■ What is expected: Copy out the lines that include the word "content".

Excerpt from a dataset
:::

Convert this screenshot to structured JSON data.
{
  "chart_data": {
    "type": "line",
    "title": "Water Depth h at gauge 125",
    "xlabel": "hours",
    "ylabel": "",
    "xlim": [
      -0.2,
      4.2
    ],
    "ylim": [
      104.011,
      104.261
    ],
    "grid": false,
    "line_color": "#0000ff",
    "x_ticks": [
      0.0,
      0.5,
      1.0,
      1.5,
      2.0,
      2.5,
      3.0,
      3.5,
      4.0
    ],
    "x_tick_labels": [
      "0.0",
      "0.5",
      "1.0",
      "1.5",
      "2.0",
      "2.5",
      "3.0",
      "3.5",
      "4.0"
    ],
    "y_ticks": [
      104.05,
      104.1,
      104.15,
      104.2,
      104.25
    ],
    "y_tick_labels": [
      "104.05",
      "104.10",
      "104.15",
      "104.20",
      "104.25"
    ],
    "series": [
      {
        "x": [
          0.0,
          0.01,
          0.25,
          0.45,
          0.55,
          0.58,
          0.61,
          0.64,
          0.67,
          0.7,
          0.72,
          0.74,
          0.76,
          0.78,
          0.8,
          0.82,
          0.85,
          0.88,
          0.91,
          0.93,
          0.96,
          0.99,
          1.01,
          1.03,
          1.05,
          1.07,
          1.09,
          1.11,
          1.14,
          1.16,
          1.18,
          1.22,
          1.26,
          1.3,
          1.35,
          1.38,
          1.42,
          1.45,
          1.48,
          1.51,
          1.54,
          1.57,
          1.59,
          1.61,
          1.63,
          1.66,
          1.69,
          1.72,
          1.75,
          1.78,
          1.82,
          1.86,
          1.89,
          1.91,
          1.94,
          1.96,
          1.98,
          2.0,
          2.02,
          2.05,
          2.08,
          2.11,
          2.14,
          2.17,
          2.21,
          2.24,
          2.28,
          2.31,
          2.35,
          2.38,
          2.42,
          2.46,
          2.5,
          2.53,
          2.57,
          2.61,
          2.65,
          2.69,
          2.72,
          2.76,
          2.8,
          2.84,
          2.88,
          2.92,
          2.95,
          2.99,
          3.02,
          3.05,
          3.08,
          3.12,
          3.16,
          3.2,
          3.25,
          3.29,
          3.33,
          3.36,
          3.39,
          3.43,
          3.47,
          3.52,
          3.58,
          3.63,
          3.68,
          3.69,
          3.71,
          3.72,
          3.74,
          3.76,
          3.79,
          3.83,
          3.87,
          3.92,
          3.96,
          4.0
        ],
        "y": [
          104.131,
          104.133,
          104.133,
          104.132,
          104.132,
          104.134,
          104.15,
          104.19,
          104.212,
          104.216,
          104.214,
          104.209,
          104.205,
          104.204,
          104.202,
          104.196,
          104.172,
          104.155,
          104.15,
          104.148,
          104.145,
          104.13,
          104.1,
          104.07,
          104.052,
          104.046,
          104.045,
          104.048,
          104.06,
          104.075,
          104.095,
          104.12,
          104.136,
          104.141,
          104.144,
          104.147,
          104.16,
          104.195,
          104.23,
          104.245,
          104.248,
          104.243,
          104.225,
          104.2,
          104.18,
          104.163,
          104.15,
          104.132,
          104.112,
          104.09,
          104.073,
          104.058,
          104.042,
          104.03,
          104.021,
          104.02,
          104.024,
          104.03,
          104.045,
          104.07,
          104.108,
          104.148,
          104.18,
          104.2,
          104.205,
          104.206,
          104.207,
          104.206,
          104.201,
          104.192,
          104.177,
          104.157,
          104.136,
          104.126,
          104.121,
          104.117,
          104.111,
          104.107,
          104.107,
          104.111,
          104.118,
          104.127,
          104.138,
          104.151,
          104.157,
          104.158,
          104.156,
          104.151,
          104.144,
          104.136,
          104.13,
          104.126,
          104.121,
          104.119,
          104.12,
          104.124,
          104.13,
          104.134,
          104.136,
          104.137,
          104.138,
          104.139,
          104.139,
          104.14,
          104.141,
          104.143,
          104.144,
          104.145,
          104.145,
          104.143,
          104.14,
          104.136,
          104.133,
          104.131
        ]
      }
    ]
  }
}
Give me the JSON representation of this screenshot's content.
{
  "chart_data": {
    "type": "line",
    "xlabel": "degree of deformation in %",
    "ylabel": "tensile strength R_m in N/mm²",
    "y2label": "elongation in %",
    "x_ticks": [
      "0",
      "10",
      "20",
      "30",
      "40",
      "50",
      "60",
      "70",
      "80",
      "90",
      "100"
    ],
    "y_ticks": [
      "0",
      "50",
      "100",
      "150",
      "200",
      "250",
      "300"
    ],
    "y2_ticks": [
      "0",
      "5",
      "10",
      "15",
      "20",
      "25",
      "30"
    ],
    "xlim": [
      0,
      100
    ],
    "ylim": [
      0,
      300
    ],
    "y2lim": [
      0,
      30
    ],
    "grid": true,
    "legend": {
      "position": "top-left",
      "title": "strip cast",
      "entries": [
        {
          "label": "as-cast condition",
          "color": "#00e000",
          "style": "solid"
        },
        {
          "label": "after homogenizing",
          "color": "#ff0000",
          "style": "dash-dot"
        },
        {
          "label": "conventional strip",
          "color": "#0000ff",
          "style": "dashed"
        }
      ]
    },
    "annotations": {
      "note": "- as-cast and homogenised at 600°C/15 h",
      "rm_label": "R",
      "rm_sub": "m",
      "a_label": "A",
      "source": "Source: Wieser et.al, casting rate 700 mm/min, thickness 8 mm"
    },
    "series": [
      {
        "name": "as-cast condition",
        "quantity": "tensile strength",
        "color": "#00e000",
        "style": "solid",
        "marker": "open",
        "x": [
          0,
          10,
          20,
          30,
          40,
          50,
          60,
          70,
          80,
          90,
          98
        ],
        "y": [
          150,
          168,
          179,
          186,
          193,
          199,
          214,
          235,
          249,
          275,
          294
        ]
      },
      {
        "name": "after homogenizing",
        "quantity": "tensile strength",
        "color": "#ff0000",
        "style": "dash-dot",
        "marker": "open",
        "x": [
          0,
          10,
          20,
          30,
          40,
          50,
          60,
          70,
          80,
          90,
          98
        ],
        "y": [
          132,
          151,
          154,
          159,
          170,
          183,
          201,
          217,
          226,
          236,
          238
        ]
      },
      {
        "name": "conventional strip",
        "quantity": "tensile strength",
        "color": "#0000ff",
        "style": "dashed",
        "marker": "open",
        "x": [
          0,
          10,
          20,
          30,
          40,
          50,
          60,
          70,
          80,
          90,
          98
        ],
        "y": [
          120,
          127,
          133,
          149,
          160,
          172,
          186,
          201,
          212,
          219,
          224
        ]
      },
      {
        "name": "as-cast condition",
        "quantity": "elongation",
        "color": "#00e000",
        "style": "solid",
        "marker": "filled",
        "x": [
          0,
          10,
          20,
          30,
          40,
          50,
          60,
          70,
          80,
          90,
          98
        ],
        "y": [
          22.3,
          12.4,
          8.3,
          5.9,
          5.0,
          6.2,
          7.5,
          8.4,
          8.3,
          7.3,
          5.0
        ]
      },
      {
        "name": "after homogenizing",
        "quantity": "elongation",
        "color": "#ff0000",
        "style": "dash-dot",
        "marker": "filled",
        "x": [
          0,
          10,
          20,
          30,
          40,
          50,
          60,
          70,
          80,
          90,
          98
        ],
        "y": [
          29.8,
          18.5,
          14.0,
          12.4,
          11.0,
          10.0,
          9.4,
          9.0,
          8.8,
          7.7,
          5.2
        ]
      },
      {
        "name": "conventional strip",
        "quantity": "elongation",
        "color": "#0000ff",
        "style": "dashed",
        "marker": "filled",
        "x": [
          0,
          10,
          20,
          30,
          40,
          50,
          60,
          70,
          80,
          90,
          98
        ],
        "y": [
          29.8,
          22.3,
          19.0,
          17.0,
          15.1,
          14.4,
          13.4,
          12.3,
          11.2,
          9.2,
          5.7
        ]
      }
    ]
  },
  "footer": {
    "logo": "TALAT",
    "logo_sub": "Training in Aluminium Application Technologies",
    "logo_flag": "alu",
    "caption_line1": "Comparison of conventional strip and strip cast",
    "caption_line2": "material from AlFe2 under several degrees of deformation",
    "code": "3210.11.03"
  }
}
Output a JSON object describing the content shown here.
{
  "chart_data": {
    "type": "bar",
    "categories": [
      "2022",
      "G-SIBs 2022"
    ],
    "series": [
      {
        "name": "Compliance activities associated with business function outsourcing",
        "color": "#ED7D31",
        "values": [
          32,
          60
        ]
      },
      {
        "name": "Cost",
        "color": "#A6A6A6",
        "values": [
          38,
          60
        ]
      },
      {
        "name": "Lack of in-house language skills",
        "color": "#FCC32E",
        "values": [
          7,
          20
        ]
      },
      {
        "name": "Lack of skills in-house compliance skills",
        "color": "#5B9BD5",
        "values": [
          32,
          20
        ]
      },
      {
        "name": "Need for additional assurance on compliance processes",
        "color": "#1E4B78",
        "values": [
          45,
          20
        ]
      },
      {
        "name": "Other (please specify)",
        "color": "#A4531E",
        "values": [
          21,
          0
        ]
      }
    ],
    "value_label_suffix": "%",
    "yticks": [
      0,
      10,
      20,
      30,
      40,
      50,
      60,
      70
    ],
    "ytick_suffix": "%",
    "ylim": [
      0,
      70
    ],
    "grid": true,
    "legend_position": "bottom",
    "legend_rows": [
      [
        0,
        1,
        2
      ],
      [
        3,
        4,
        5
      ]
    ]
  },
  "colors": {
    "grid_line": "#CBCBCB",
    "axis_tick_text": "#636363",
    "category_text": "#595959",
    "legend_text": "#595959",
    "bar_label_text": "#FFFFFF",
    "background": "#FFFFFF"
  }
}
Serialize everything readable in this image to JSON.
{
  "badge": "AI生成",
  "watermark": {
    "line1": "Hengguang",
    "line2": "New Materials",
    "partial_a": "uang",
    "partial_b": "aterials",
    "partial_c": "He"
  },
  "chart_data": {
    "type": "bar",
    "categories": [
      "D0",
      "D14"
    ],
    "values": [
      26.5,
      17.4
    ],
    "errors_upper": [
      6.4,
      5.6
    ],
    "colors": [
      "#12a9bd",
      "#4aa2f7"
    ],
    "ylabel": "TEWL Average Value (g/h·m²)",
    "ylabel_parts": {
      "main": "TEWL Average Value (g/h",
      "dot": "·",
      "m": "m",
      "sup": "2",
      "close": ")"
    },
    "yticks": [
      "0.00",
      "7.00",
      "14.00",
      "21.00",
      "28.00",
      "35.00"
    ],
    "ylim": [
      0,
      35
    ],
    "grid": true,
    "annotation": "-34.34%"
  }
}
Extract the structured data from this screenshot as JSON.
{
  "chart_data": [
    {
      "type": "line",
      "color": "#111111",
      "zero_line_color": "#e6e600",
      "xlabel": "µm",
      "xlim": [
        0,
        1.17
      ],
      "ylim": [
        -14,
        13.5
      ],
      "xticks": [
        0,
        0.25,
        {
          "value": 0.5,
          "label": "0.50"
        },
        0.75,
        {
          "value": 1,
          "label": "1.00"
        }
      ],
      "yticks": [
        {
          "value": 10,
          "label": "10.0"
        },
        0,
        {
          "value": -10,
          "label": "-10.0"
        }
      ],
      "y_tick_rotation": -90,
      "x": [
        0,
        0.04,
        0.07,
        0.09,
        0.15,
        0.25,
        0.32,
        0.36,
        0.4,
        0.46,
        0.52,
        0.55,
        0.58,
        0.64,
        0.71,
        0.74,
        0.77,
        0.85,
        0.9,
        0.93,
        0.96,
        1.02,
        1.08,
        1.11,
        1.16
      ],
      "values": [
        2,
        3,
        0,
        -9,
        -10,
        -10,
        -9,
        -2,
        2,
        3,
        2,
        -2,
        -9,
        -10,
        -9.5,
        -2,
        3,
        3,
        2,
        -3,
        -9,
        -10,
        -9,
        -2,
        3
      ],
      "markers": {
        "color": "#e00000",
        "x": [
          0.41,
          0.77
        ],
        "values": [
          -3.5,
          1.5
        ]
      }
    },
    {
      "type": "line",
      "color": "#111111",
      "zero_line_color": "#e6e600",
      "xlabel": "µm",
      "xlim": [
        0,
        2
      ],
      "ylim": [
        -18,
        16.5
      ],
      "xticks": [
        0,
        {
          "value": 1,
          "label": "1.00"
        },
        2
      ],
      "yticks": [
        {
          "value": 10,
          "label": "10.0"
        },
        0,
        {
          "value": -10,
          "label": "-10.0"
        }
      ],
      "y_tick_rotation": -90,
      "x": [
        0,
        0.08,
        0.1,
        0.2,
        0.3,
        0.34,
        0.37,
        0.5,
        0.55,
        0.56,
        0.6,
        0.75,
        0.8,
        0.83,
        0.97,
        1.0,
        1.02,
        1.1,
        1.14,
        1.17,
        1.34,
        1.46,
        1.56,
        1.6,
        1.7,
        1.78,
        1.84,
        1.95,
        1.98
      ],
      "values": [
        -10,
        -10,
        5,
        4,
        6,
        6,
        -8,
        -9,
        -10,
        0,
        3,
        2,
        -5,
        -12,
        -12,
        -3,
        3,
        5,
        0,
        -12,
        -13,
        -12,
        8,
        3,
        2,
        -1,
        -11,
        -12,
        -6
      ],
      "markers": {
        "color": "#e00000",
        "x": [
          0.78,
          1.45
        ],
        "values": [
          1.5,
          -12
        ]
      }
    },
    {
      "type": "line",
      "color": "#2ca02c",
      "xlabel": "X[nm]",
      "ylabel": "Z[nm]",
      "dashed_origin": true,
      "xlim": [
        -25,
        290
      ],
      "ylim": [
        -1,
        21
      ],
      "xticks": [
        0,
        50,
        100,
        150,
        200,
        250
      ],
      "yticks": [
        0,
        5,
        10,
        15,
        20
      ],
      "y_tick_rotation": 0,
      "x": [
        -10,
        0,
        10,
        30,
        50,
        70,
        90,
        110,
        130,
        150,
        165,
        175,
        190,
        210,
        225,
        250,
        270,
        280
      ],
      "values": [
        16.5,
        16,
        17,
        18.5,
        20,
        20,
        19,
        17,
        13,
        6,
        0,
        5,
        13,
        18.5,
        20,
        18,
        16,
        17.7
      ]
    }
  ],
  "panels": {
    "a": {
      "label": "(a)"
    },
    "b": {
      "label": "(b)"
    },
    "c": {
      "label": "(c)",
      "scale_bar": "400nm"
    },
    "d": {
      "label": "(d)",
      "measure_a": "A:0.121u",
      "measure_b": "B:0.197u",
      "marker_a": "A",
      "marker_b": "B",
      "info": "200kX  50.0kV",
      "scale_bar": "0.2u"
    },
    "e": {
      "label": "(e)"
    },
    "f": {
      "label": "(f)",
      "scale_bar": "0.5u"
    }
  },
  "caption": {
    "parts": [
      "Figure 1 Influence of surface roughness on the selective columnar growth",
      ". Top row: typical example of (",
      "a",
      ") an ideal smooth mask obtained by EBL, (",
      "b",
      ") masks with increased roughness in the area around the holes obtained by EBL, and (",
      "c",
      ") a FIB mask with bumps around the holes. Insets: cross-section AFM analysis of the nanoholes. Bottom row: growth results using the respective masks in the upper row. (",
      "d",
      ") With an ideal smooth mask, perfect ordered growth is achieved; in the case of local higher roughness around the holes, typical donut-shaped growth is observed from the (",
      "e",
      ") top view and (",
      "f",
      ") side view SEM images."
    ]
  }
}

:::

■ Solution to this problem:
Give me the JSON representation of this screenshot's content.
Output a JSON object describing the content shown here.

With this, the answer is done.